WHAT THE TASK REQUIRES
Write the data out again, exactly as given.

+++ DATA FOR THIS TASK +++

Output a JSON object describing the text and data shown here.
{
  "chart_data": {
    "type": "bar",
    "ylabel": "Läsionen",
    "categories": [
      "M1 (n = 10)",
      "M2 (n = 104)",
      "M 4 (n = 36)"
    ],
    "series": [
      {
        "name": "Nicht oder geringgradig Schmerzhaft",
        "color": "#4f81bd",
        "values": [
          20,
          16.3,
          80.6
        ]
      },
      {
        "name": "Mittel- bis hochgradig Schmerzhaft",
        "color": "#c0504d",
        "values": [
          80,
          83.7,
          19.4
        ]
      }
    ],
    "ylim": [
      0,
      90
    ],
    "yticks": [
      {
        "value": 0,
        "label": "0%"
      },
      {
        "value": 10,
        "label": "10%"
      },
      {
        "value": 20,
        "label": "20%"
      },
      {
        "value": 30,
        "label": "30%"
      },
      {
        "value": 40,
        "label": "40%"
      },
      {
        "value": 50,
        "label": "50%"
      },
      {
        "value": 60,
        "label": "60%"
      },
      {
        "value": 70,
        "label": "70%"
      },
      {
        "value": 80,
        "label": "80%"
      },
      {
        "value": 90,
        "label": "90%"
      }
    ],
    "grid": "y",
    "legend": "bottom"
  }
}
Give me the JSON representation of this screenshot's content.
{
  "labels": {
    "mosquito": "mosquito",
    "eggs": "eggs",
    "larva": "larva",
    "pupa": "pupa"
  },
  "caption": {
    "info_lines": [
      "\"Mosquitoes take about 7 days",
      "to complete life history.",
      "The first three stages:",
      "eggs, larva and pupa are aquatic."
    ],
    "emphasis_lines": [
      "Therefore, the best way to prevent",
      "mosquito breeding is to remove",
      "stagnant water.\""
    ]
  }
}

+++

TASK ANSWER
Output a JSON object describing the text and data shown here.
{
  "chart_data": {
    "type": "bar",
    "ylabel": "Läsionen",
    "categories": [
      "M1 (n = 10)",
      "M2 (n = 104)",
      "M 4 (n = 36)"
    ],
    "series": [
      {
        "name": "Nicht oder geringgradig Schmerzhaft",
        "color": "#4f81bd",
        "values": [
          20,
          16.3,
          80.6
        ]
      },
      {
        "name": "Mittel- bis hochgradig Schmerzhaft",
        "color": "#c0504d",
        "values": [
          80,
          83.7,
          19.4
        ]
      }
    ],
    "ylim": [
      0,
      90
    ],
    "yticks": [
      {
        "value": 0,
        "label": "0%"
      },
      {
        "value": 10,
        "label": "10%"
      },
      {
        "value": 20,
        "label": "20%"
      },
      {
        "value": 30,
        "label": "30%"
      },
      {
        "value": 40,
        "label": "40%"
      },
      {
        "value": 50,
        "label": "50%"
      },
      {
        "value": 60,
        "label": "60%"
      },
      {
        "value": 70,
        "label": "70%"
      },
      {
        "value": 80,
        "label": "80%"
      },
      {
        "value": 90,
        "label": "90%"
      }
    ],
    "grid": "y",
    "legend": "bottom"
  }
}
Give me the JSON representation of this screenshot's content.
{
  "labels": {
    "mosquito": "mosquito",
    "eggs": "eggs",
    "larva": "larva",
    "pupa": "pupa"
  },
  "caption": {
    "info_lines": [
      "\"Mosquitoes take about 7 days",
      "to complete life history.",
      "The first three stages:",
      "eggs, larva and pupa are aquatic."
    ],
    "emphasis_lines": [
      "Therefore, the best way to prevent",
      "mosquito breeding is to remove",
      "stagnant water.\""
    ]
  }
}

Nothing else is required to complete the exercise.